What you will do: Reproduce the listing below in its entirety. Change nothing.

** start Exercise input **

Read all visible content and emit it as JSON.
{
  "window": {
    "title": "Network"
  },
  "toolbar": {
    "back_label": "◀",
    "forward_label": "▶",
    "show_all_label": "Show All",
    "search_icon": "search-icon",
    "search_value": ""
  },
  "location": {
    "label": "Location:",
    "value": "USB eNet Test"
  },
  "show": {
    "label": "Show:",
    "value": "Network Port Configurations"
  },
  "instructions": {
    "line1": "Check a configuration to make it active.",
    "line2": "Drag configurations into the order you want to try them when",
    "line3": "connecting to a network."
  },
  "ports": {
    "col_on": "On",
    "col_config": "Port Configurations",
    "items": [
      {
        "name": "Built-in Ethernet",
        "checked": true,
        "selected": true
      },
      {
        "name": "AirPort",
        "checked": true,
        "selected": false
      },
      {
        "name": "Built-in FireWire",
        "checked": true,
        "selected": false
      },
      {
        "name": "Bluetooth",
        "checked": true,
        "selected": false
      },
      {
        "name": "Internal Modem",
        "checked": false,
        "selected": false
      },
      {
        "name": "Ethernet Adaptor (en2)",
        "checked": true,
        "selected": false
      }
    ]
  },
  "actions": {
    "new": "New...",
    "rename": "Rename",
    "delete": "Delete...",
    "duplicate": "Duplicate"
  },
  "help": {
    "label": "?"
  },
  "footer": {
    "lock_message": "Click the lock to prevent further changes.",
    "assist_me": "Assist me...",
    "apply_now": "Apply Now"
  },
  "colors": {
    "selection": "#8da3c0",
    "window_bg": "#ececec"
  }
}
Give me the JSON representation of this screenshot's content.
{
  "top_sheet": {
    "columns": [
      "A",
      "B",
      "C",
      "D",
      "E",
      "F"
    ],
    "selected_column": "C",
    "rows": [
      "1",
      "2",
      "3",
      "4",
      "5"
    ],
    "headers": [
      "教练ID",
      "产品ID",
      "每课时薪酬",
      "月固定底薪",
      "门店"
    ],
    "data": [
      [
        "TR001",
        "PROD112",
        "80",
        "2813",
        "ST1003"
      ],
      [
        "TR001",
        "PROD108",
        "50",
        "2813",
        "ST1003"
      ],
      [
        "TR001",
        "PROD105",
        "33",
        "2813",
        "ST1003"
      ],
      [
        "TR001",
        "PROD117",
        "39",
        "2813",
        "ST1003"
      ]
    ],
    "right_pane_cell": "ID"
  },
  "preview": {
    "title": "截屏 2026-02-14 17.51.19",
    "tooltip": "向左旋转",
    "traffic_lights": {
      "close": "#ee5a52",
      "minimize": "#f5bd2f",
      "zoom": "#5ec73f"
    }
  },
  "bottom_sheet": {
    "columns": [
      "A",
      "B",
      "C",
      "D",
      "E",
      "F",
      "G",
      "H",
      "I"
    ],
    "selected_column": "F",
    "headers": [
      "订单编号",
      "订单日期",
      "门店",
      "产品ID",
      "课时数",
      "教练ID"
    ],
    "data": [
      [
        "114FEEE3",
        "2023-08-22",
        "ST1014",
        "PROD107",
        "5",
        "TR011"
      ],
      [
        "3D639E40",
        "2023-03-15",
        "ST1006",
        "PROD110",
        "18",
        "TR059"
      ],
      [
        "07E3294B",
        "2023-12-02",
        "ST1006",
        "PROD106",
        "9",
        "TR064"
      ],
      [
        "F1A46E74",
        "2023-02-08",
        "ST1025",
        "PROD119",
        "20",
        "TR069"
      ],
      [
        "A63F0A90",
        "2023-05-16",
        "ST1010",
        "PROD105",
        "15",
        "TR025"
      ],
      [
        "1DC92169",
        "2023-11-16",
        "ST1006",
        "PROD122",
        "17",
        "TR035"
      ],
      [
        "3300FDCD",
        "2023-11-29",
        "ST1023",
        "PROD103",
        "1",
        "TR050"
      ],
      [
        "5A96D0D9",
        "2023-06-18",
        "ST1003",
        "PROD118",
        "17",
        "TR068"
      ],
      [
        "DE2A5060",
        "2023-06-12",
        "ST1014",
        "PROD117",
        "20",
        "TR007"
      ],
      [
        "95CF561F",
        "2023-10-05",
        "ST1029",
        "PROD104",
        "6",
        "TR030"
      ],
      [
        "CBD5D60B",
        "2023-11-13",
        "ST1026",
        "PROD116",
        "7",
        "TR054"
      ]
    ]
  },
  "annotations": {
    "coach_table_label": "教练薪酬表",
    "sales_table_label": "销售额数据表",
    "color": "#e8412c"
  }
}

** end Exercise input **

Result of the exercise:
Read all visible content and emit it as JSON.
{
  "window": {
    "title": "Network"
  },
  "toolbar": {
    "back_label": "◀",
    "forward_label": "▶",
    "show_all_label": "Show All",
    "search_icon": "search-icon",
    "search_value": ""
  },
  "location": {
    "label": "Location:",
    "value": "USB eNet Test"
  },
  "show": {
    "label": "Show:",
    "value": "Network Port Configurations"
  },
  "instructions": {
    "line1": "Check a configuration to make it active.",
    "line2": "Drag configurations into the order you want to try them when",
    "line3": "connecting to a network."
  },
  "ports": {
    "col_on": "On",
    "col_config": "Port Configurations",
    "items": [
      {
        "name": "Built-in Ethernet",
        "checked": true,
        "selected": true
      },
      {
        "name": "AirPort",
        "checked": true,
        "selected": false
      },
      {
        "name": "Built-in FireWire",
        "checked": true,
        "selected": false
      },
      {
        "name": "Bluetooth",
        "checked": true,
        "selected": false
      },
      {
        "name": "Internal Modem",
        "checked": false,
        "selected": false
      },
      {
        "name": "Ethernet Adaptor (en2)",
        "checked": true,
        "selected": false
      }
    ]
  },
  "actions": {
    "new": "New...",
    "rename": "Rename",
    "delete": "Delete...",
    "duplicate": "Duplicate"
  },
  "help": {
    "label": "?"
  },
  "footer": {
    "lock_message": "Click the lock to prevent further changes.",
    "assist_me": "Assist me...",
    "apply_now": "Apply Now"
  },
  "colors": {
    "selection": "#8da3c0",
    "window_bg": "#ececec"
  }
}
Give me the JSON representation of this screenshot's content.
{
  "top_sheet": {
    "columns": [
      "A",
      "B",
      "C",
      "D",
      "E",
      "F"
    ],
    "selected_column": "C",
    "rows": [
      "1",
      "2",
      "3",
      "4",
      "5"
    ],
    "headers": [
      "教练ID",
      "产品ID",
      "每课时薪酬",
      "月固定底薪",
      "门店"
    ],
    "data": [
      [
        "TR001",
        "PROD112",
        "80",
        "2813",
        "ST1003"
      ],
      [
        "TR001",
        "PROD108",
        "50",
        "2813",
        "ST1003"
      ],
      [
        "TR001",
        "PROD105",
        "33",
        "2813",
        "ST1003"
      ],
      [
        "TR001",
        "PROD117",
        "39",
        "2813",
        "ST1003"
      ]
    ],
    "right_pane_cell": "ID"
  },
  "preview": {
    "title": "截屏 2026-02-14 17.51.19",
    "tooltip": "向左旋转",
    "traffic_lights": {
      "close": "#ee5a52",
      "minimize": "#f5bd2f",
      "zoom": "#5ec73f"
    }
  },
  "bottom_sheet": {
    "columns": [
      "A",
      "B",
      "C",
      "D",
      "E",
      "F",
      "G",
      "H",
      "I"
    ],
    "selected_column": "F",
    "headers": [
      "订单编号",
      "订单日期",
      "门店",
      "产品ID",
      "课时数",
      "教练ID"
    ],
    "data": [
      [
        "114FEEE3",
        "2023-08-22",
        "ST1014",
        "PROD107",
        "5",
        "TR011"
      ],
      [
        "3D639E40",
        "2023-03-15",
        "ST1006",
        "PROD110",
        "18",
        "TR059"
      ],
      [
        "07E3294B",
        "2023-12-02",
        "ST1006",
        "PROD106",
        "9",
        "TR064"
      ],
      [
        "F1A46E74",
        "2023-02-08",
        "ST1025",
        "PROD119",
        "20",
        "TR069"
      ],
      [
        "A63F0A90",
        "2023-05-16",
        "ST1010",
        "PROD105",
        "15",
        "TR025"
      ],
      [
        "1DC92169",
        "2023-11-16",
        "ST1006",
        "PROD122",
        "17",
        "TR035"
      ],
      [
        "3300FDCD",
        "2023-11-29",
        "ST1023",
        "PROD103",
        "1",
        "TR050"
      ],
      [
        "5A96D0D9",
        "2023-06-18",
        "ST1003",
        "PROD118",
        "17",
        "TR068"
      ],
      [
        "DE2A5060",
        "2023-06-12",
        "ST1014",
        "PROD117",
        "20",
        "TR007"
      ],
      [
        "95CF561F",
        "2023-10-05",
        "ST1029",
        "PROD104",
        "6",
        "TR030"
      ],
      [
        "CBD5D60B",
        "2023-11-13",
        "ST1026",
        "PROD116",
        "7",
        "TR054"
      ]
    ]
  },
  "annotations": {
    "coach_table_label": "教练薪酬表",
    "sales_table_label": "销售额数据表",
    "color": "#e8412c"
  }
}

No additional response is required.